**Set exercise:** List all lines in the material below that contain "Annuaire".

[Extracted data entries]
##########
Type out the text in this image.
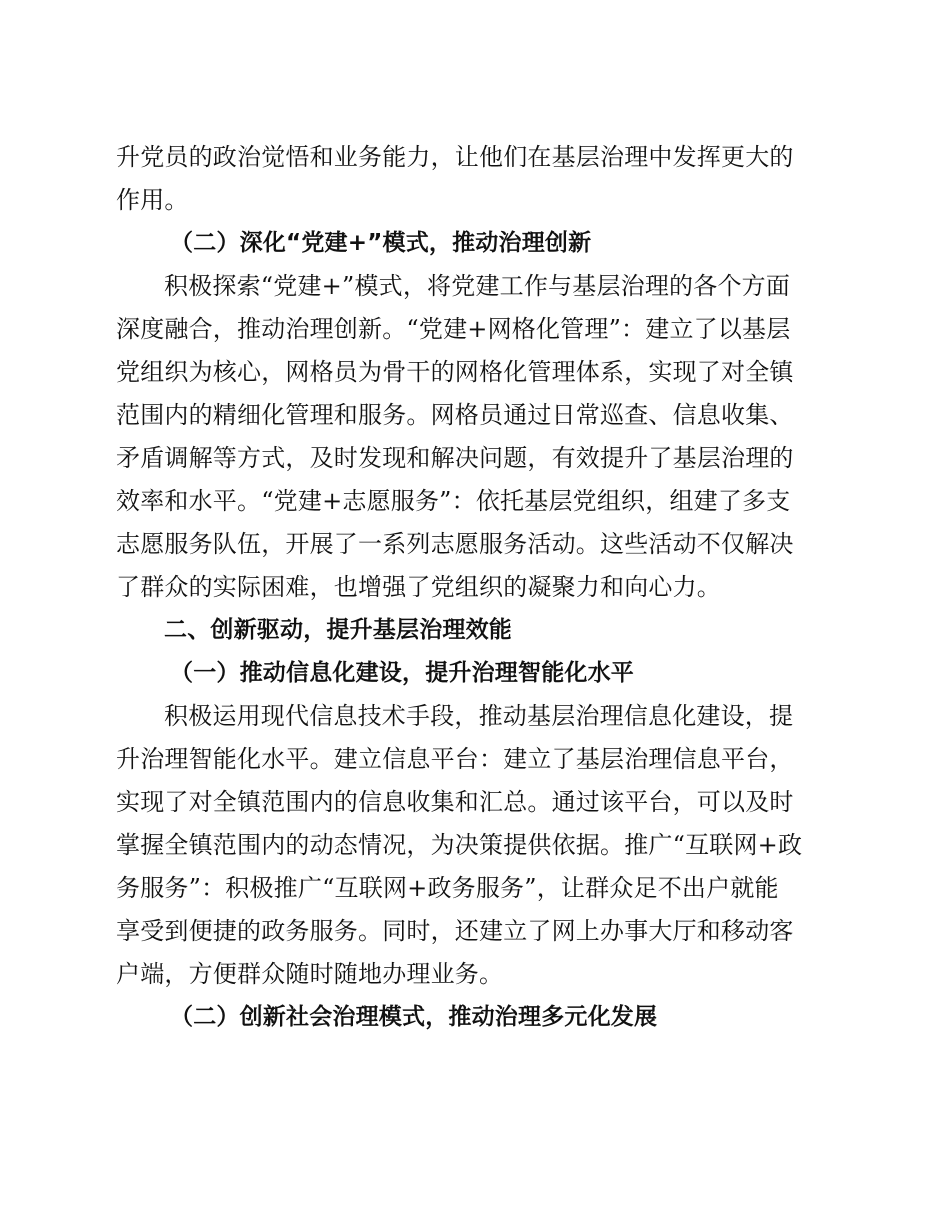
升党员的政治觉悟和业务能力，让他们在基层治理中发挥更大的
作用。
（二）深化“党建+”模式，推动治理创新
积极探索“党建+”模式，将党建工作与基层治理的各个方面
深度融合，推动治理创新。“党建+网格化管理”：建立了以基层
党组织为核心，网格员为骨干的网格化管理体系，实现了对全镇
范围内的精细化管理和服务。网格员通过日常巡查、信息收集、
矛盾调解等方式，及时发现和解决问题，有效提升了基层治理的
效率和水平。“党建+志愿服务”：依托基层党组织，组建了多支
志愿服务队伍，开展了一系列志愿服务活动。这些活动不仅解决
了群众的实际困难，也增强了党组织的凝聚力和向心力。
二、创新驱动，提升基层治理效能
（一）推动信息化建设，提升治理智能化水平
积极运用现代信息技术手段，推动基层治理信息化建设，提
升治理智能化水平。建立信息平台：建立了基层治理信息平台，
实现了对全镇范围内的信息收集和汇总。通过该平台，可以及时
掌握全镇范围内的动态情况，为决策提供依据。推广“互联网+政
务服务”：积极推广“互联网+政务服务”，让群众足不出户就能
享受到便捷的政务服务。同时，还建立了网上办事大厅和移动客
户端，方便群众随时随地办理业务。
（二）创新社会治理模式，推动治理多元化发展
##########
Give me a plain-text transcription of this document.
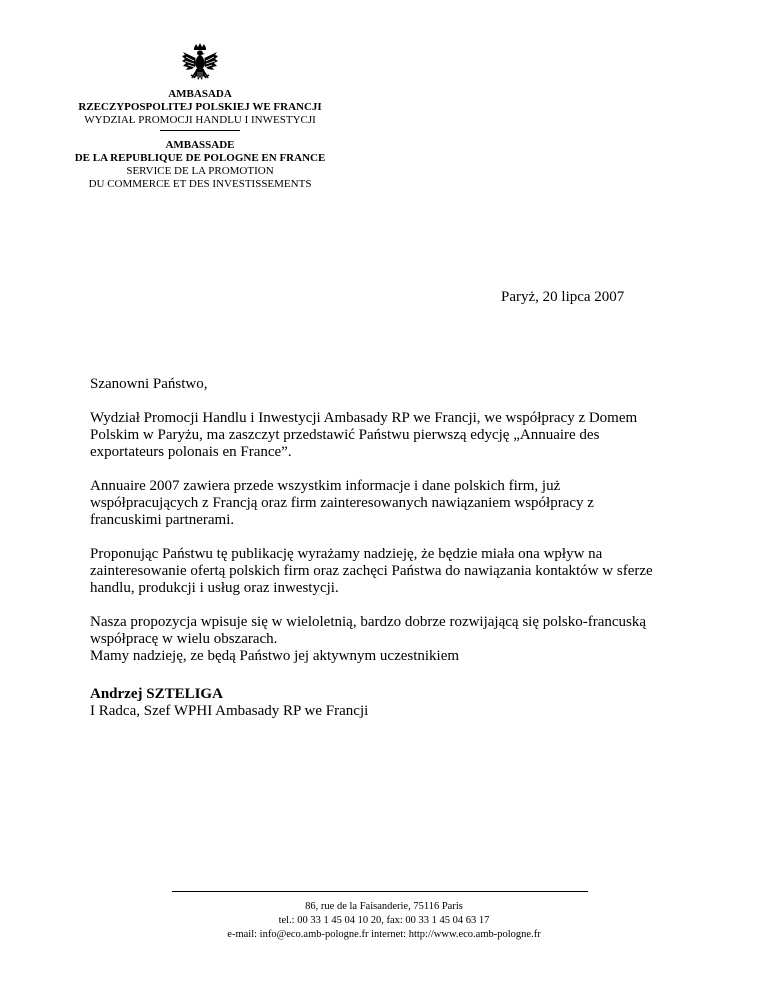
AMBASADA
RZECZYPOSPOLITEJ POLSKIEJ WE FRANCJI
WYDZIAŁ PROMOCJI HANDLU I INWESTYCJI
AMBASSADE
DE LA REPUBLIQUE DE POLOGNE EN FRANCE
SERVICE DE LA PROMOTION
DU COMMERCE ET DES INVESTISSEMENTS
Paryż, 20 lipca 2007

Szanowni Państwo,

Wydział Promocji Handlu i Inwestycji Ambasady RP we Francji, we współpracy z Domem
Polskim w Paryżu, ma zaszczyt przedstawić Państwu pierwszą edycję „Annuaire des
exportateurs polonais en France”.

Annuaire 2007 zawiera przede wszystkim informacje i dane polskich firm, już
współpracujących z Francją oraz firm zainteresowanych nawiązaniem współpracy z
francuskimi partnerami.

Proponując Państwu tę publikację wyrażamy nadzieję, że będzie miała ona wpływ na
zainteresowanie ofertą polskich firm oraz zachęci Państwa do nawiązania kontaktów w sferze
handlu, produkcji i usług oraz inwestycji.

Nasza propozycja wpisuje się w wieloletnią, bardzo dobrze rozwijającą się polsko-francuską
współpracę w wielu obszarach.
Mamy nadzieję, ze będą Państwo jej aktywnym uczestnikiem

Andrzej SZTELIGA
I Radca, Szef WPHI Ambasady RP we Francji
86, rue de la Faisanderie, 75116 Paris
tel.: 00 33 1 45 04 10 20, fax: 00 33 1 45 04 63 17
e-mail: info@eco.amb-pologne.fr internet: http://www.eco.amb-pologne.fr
##########
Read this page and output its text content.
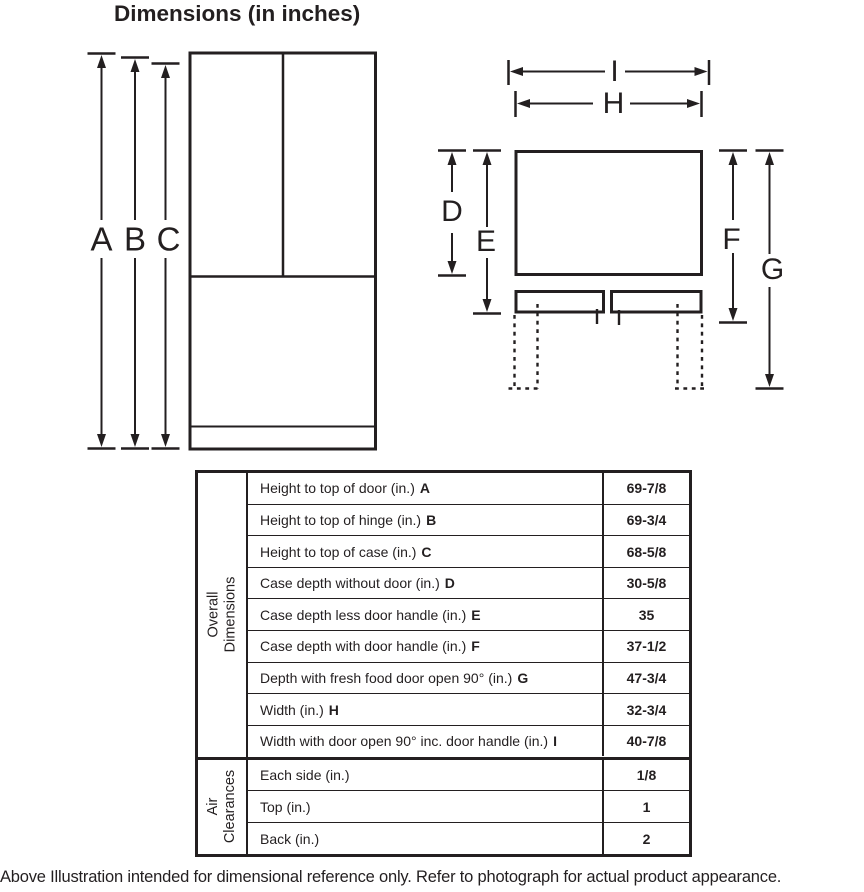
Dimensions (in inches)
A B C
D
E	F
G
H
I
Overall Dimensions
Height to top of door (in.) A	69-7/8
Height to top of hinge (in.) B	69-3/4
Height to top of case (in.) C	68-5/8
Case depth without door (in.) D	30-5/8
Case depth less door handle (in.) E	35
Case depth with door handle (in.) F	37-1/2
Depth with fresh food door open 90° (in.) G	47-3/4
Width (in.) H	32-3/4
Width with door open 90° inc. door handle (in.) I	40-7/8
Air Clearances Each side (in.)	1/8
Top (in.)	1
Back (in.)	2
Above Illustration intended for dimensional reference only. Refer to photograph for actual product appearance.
##########
**In response:**
Polskim w Paryżu, ma zaszczyt przedstawić Państwu pierwszą edycję „Annuaire des
Annuaire 2007 zawiera przede wszystkim informacje i dane polskich firm, już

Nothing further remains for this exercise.